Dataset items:
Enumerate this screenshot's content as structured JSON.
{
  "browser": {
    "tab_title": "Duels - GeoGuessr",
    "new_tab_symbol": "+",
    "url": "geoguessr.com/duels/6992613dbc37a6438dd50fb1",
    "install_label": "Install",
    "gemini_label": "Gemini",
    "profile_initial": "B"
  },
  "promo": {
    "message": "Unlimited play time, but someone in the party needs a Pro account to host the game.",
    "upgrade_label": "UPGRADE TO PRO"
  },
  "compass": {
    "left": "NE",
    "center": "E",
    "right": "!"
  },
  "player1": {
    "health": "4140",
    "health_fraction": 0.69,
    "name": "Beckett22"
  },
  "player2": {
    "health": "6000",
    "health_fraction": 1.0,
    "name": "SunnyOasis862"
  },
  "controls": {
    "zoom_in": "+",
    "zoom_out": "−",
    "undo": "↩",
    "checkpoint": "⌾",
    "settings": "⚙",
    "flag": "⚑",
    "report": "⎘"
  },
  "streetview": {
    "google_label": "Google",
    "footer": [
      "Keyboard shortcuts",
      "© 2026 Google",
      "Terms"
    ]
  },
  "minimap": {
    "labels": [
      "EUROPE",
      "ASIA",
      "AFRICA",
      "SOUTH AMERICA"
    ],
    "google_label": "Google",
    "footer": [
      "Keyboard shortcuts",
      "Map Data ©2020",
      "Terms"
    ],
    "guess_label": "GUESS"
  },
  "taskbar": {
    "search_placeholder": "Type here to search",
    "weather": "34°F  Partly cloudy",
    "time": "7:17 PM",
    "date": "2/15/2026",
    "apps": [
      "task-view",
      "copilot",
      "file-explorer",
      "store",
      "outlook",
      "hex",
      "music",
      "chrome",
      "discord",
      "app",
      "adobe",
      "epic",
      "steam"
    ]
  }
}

**Your task**
Working from the material above, retype it in its entirety without change.

**Result of the task**
Enumerate this screenshot's content as structured JSON.
{
  "browser": {
    "tab_title": "Duels - GeoGuessr",
    "new_tab_symbol": "+",
    "url": "geoguessr.com/duels/6992613dbc37a6438dd50fb1",
    "install_label": "Install",
    "gemini_label": "Gemini",
    "profile_initial": "B"
  },
  "promo": {
    "message": "Unlimited play time, but someone in the party needs a Pro account to host the game.",
    "upgrade_label": "UPGRADE TO PRO"
  },
  "compass": {
    "left": "NE",
    "center": "E",
    "right": "!"
  },
  "player1": {
    "health": "4140",
    "health_fraction": 0.69,
    "name": "Beckett22"
  },
  "player2": {
    "health": "6000",
    "health_fraction": 1.0,
    "name": "SunnyOasis862"
  },
  "controls": {
    "zoom_in": "+",
    "zoom_out": "−",
    "undo": "↩",
    "checkpoint": "⌾",
    "settings": "⚙",
    "flag": "⚑",
    "report": "⎘"
  },
  "streetview": {
    "google_label": "Google",
    "footer": [
      "Keyboard shortcuts",
      "© 2026 Google",
      "Terms"
    ]
  },
  "minimap": {
    "labels": [
      "EUROPE",
      "ASIA",
      "AFRICA",
      "SOUTH AMERICA"
    ],
    "google_label": "Google",
    "footer": [
      "Keyboard shortcuts",
      "Map Data ©2020",
      "Terms"
    ],
    "guess_label": "GUESS"
  },
  "taskbar": {
    "search_placeholder": "Type here to search",
    "weather": "34°F  Partly cloudy",
    "time": "7:17 PM",
    "date": "2/15/2026",
    "apps": [
      "task-view",
      "copilot",
      "file-explorer",
      "store",
      "outlook",
      "hex",
      "music",
      "chrome",
      "discord",
      "app",
      "adobe",
      "epic",
      "steam"
    ]
  }
}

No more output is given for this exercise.